> Exercise description
Report how many lines of the entries below contain the word "cieneguilla", and nothing more.
# # #
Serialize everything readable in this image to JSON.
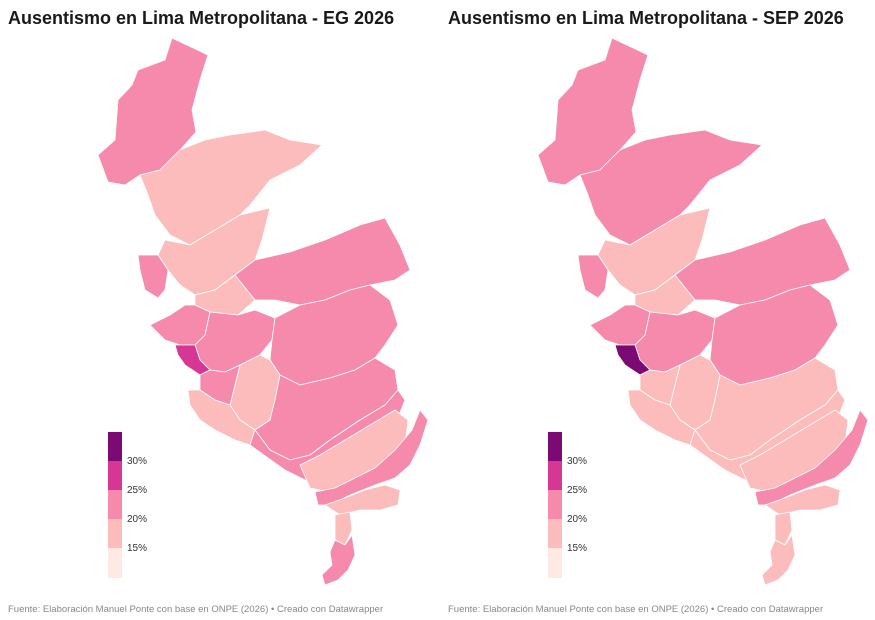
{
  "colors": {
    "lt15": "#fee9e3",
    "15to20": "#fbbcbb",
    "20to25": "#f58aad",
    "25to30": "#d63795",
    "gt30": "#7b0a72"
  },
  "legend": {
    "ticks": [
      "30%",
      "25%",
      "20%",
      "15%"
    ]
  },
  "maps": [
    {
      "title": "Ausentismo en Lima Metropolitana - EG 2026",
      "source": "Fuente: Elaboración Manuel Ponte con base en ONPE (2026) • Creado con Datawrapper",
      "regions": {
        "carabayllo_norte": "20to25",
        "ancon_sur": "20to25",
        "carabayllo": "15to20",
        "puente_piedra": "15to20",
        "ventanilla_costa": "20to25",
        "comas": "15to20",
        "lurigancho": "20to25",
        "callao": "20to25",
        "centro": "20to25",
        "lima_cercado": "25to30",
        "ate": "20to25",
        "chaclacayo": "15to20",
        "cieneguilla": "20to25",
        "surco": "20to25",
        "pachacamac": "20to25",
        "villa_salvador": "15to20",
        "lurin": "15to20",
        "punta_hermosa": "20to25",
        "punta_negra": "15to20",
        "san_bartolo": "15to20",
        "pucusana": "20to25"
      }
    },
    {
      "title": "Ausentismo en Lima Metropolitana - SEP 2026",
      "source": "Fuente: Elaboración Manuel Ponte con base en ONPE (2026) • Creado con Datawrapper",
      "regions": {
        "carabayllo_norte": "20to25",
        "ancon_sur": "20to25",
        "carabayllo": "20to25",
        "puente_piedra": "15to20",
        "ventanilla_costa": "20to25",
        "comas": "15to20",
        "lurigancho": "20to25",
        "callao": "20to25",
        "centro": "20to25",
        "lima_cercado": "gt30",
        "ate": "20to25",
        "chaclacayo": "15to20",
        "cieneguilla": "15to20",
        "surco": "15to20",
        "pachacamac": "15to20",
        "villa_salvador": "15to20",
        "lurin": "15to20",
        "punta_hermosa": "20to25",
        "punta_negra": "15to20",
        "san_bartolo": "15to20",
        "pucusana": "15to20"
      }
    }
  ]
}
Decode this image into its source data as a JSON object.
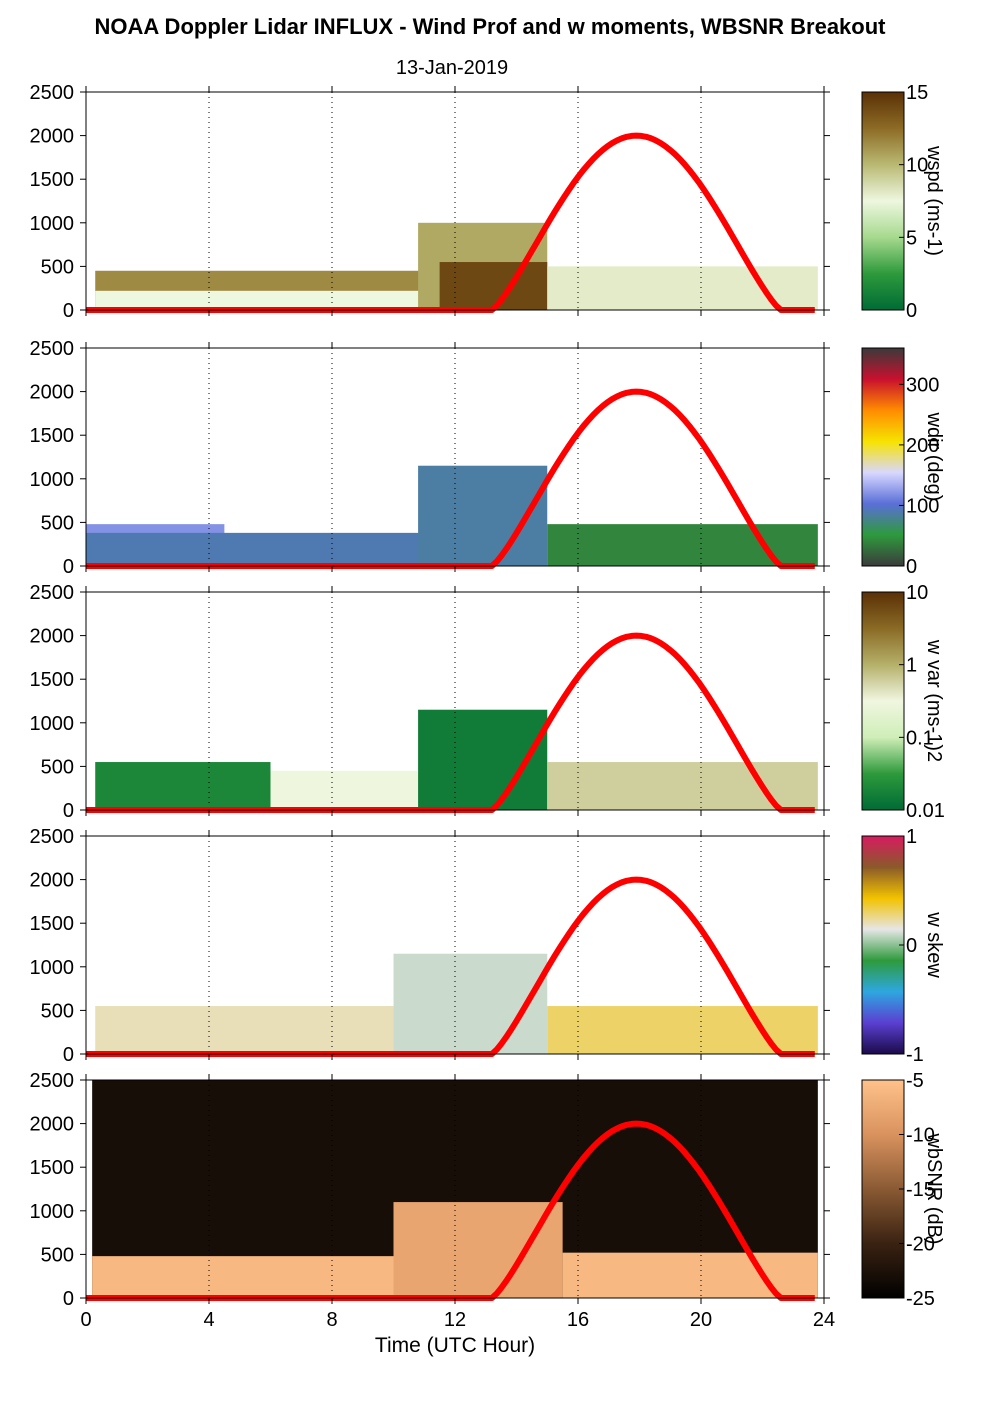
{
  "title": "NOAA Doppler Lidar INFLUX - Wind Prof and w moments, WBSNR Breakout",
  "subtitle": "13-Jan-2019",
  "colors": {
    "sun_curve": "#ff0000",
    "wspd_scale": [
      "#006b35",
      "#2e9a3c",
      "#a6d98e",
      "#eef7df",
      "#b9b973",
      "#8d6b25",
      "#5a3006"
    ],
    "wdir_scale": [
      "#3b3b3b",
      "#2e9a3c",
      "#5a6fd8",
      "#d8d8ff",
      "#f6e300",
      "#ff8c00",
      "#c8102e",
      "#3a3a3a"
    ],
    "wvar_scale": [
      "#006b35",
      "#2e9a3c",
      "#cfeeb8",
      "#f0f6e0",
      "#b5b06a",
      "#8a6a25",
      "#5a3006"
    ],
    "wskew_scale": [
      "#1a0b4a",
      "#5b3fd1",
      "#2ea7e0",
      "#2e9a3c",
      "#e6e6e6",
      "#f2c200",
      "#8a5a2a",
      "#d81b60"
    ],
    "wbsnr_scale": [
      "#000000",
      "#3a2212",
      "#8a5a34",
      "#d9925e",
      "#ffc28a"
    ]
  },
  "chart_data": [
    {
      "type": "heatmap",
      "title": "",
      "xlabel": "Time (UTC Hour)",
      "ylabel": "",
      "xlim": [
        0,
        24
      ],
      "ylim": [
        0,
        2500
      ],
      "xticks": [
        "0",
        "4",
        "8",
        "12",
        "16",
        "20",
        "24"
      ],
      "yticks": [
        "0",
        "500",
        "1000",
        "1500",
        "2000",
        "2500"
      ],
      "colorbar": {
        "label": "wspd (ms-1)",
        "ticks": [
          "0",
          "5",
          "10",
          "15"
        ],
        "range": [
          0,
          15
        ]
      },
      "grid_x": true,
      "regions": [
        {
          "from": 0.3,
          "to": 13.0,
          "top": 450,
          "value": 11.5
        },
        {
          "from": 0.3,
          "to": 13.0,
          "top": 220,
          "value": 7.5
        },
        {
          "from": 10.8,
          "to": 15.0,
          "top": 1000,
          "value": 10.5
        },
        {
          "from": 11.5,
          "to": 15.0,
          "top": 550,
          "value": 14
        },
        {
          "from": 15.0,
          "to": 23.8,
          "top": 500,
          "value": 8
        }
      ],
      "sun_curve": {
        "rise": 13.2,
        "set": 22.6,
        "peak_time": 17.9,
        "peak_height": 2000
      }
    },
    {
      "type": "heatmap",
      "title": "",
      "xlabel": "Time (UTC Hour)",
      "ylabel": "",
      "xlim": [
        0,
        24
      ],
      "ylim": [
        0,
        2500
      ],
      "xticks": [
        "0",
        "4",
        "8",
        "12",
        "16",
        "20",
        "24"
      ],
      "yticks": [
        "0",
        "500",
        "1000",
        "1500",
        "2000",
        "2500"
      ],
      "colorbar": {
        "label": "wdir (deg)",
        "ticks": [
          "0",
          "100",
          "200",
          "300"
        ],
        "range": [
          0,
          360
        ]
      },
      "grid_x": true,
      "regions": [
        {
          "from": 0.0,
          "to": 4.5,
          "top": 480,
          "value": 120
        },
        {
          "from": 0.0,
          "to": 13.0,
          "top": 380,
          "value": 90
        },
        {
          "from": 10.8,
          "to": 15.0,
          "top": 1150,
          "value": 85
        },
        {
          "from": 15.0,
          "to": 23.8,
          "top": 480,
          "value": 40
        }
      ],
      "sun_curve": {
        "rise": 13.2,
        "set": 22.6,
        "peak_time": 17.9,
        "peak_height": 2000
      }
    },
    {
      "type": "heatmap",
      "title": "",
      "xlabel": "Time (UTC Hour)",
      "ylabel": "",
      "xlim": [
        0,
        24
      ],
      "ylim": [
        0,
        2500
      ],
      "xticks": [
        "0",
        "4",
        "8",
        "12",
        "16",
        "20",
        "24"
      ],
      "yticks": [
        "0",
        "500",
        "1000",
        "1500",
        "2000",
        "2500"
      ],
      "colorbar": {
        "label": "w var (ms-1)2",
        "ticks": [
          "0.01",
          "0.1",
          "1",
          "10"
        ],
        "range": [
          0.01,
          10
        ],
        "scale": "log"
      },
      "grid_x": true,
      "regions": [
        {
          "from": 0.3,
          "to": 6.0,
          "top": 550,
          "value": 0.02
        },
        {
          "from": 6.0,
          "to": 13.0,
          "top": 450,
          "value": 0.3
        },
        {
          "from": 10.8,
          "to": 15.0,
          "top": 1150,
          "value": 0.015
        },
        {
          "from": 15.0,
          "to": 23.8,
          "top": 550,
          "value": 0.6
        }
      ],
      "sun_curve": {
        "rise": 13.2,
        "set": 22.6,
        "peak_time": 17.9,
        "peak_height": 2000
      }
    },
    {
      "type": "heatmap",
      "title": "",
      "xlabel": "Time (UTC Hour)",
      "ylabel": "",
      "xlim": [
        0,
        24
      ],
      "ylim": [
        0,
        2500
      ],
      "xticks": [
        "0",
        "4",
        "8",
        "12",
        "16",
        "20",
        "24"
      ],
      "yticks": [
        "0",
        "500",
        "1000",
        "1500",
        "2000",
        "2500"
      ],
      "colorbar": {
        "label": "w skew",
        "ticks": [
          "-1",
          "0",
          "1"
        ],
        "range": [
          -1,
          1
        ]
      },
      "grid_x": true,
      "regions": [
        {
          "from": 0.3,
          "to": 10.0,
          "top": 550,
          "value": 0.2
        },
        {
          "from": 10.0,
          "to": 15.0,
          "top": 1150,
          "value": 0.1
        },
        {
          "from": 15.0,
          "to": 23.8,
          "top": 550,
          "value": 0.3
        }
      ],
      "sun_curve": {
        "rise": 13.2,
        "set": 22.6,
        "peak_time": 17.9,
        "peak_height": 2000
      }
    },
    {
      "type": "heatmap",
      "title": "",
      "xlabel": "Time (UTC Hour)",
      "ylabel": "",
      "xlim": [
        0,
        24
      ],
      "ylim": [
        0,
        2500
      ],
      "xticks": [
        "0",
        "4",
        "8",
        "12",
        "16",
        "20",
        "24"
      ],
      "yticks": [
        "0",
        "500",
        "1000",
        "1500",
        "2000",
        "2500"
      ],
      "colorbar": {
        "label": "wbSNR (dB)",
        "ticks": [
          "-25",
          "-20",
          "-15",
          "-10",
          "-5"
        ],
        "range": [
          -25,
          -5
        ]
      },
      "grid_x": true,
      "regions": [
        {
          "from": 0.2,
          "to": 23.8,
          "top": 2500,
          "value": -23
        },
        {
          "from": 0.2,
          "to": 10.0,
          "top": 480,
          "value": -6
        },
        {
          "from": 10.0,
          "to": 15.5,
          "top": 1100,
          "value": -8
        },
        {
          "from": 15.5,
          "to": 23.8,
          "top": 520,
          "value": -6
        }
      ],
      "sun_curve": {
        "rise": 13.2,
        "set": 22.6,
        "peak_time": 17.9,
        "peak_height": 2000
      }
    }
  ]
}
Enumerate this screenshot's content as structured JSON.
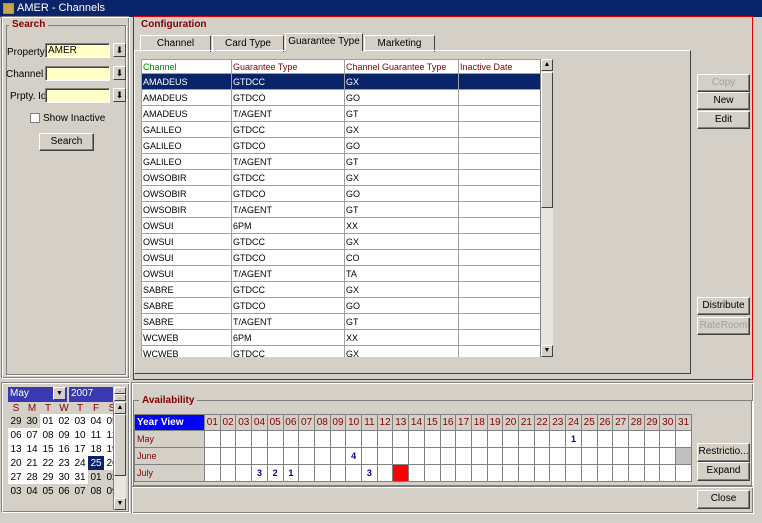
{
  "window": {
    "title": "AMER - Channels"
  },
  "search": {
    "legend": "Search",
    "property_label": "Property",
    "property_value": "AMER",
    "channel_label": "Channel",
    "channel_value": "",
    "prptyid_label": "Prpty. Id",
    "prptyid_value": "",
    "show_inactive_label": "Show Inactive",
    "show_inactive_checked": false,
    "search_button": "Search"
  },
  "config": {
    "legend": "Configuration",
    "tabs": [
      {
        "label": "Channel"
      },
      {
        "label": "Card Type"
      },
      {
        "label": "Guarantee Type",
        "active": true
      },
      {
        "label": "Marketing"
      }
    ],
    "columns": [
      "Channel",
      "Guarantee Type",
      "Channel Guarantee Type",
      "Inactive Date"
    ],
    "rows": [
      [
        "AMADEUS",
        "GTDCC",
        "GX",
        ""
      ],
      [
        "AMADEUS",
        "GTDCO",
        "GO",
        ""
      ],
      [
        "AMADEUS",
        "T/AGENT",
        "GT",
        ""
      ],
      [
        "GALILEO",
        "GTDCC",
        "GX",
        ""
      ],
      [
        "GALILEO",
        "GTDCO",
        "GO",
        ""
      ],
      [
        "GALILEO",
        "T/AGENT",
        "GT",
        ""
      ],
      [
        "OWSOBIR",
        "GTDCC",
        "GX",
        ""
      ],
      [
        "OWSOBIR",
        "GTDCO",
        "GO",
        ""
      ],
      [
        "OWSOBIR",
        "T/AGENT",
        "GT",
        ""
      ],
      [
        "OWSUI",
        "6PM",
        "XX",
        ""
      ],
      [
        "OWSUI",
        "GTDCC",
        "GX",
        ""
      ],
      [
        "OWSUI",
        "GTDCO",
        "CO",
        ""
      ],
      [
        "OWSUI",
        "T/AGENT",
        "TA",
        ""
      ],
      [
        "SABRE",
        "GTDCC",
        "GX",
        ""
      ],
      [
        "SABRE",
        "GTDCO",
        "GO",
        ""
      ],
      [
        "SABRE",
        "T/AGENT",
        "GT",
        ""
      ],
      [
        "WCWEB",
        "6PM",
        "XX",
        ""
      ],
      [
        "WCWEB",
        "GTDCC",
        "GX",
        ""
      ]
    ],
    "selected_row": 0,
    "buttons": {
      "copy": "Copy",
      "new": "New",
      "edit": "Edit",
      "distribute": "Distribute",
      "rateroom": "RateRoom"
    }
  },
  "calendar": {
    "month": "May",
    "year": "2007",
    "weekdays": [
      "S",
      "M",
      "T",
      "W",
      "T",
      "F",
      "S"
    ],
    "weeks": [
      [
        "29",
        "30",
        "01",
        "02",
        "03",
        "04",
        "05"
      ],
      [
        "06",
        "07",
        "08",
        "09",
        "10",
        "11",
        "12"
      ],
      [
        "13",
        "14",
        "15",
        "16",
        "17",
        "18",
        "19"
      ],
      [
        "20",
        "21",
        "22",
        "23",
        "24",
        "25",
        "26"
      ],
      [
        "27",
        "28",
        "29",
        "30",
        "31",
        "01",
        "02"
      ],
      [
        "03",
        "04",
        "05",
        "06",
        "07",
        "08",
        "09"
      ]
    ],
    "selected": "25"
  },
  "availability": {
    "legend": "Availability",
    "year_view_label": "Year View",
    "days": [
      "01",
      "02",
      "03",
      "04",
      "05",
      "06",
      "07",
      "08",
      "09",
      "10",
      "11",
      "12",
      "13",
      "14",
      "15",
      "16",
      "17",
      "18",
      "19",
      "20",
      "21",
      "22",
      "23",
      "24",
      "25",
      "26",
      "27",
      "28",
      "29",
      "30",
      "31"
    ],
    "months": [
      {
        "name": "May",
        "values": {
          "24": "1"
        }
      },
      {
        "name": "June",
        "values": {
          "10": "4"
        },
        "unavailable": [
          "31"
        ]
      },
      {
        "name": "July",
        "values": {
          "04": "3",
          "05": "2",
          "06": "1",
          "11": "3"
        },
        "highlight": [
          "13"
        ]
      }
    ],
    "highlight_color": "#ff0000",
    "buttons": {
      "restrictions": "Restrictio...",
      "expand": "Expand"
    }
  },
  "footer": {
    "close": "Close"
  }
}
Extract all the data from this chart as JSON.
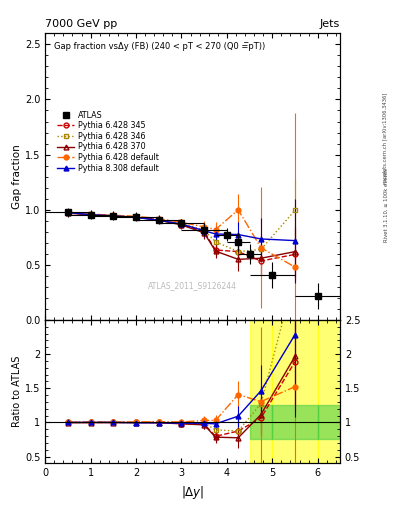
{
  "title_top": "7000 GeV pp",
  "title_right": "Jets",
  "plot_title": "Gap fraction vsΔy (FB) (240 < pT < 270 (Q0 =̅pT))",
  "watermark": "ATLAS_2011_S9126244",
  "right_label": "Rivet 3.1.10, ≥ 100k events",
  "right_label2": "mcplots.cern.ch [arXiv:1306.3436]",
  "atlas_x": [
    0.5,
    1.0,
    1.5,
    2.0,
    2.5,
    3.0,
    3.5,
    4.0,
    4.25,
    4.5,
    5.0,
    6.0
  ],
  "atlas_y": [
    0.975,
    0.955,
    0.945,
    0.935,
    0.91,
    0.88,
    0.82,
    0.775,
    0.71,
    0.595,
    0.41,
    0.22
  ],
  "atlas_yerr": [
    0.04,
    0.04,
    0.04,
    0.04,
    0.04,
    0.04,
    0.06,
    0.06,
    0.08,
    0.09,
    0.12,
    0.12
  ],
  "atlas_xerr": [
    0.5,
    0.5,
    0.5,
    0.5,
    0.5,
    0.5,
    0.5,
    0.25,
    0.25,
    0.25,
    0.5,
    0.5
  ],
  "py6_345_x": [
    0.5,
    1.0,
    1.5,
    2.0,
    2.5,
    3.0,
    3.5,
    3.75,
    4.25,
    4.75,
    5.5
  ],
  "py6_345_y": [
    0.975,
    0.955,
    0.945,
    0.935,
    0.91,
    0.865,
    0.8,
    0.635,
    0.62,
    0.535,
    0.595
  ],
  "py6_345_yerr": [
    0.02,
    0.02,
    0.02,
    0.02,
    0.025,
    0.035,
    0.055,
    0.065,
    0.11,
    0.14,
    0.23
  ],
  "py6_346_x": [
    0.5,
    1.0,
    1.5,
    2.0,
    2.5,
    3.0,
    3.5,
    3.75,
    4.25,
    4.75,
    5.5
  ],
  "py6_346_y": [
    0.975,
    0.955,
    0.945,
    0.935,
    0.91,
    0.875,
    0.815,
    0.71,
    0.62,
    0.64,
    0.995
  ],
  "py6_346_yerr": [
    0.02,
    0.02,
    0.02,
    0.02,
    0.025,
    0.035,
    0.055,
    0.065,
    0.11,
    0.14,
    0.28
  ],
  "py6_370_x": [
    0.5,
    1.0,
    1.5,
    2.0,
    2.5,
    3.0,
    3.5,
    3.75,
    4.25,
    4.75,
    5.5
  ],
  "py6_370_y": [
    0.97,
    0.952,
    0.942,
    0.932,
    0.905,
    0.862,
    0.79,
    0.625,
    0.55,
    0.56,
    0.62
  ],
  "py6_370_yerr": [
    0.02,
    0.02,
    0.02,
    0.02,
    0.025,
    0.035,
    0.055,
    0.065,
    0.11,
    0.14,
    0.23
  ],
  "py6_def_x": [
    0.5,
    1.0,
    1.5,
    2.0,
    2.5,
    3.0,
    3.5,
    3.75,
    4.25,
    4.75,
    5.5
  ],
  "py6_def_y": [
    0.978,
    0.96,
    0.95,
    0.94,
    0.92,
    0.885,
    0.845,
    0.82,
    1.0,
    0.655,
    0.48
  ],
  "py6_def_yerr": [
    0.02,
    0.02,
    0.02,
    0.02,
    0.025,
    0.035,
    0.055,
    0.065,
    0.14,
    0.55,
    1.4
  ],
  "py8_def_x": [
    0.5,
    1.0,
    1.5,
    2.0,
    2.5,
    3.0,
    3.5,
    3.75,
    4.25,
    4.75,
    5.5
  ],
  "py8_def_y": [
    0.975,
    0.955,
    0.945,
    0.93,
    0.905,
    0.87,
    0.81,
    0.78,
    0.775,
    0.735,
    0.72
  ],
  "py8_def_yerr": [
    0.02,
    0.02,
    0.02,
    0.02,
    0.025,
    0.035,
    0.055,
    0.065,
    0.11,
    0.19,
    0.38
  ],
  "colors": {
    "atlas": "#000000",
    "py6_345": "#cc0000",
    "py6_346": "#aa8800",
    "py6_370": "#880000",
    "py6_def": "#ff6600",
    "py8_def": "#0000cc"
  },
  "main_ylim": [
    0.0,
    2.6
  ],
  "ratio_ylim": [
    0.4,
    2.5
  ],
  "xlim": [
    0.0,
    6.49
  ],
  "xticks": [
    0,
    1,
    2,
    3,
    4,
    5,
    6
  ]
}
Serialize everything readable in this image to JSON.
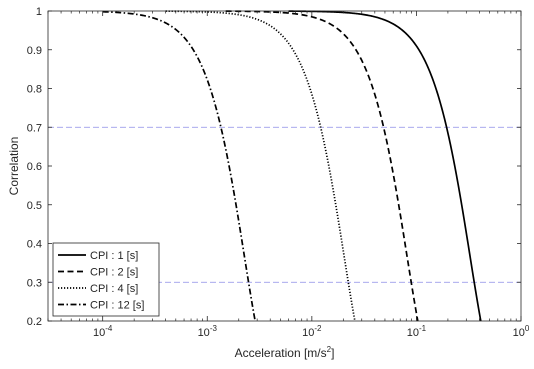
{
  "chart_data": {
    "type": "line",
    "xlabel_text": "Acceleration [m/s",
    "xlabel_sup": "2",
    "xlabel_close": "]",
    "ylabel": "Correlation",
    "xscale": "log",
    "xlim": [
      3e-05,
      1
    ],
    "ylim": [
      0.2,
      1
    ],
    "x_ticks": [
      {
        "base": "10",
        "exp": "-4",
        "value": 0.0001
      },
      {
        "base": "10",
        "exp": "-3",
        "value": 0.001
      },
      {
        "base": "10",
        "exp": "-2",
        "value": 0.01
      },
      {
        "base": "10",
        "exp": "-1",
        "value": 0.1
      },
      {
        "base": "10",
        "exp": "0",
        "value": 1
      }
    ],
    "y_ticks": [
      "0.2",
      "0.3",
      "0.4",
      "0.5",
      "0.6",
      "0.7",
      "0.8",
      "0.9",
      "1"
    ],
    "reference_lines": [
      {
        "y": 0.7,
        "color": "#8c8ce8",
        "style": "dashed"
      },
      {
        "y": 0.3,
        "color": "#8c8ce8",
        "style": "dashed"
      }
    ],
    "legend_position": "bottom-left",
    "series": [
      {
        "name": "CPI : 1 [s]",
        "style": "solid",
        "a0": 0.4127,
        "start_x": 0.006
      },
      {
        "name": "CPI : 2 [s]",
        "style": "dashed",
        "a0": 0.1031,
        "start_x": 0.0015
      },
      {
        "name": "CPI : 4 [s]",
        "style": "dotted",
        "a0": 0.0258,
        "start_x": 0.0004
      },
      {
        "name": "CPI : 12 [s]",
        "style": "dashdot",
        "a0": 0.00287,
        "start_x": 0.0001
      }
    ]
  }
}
# # #
> Solution to this exercise
2